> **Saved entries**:
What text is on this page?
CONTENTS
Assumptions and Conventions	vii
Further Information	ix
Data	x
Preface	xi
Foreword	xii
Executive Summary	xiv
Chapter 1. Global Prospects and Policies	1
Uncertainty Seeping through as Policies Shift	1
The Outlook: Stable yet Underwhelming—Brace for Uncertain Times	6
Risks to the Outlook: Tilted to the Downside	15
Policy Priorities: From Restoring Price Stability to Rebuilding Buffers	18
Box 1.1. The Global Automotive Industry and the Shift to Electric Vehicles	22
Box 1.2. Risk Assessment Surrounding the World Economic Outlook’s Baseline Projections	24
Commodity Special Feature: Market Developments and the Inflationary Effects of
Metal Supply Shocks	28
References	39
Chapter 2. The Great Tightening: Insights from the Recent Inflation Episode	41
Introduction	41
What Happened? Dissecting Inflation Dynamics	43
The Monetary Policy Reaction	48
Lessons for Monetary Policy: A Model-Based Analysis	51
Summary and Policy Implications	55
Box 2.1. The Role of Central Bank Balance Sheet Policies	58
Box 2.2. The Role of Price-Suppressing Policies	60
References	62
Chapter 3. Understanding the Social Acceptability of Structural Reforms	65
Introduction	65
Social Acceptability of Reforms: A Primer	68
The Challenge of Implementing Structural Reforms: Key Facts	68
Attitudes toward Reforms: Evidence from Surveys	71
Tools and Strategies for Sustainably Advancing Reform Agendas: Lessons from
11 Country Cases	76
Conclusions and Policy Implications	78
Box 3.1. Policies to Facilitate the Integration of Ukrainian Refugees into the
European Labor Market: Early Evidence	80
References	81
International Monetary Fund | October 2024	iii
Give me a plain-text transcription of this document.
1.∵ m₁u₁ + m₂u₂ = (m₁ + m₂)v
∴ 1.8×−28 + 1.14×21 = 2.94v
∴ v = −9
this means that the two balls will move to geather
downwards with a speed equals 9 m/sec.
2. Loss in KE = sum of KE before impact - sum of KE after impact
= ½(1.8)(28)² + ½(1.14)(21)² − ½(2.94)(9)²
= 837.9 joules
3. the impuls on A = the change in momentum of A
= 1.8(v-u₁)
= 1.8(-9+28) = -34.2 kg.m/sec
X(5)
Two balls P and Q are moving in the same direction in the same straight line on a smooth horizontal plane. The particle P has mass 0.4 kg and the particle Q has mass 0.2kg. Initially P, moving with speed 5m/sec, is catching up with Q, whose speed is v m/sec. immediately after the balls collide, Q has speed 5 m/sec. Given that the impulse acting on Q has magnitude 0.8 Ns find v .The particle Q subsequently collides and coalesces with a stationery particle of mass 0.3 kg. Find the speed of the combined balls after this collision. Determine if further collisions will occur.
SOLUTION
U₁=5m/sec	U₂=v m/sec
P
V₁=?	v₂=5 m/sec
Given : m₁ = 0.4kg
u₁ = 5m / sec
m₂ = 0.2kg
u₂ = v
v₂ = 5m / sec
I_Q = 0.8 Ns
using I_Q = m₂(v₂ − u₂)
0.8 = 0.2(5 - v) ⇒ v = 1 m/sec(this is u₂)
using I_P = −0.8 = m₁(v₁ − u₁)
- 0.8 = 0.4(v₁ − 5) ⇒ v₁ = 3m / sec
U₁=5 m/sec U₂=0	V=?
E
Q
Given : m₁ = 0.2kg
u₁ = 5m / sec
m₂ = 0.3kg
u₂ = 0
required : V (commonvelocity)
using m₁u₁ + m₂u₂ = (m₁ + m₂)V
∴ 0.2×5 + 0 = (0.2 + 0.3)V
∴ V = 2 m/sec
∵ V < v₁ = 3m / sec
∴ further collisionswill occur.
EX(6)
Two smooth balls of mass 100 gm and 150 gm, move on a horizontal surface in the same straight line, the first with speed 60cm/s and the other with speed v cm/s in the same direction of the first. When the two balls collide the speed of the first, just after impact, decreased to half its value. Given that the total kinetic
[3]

> **TO DO**:
List every line from the entries above in which "Market" appears.

> **TASK RESPONSE**:
Commodity Special Feature: Market Developments and the Inflationary Effects of
European Labor Market: Early Evidence	80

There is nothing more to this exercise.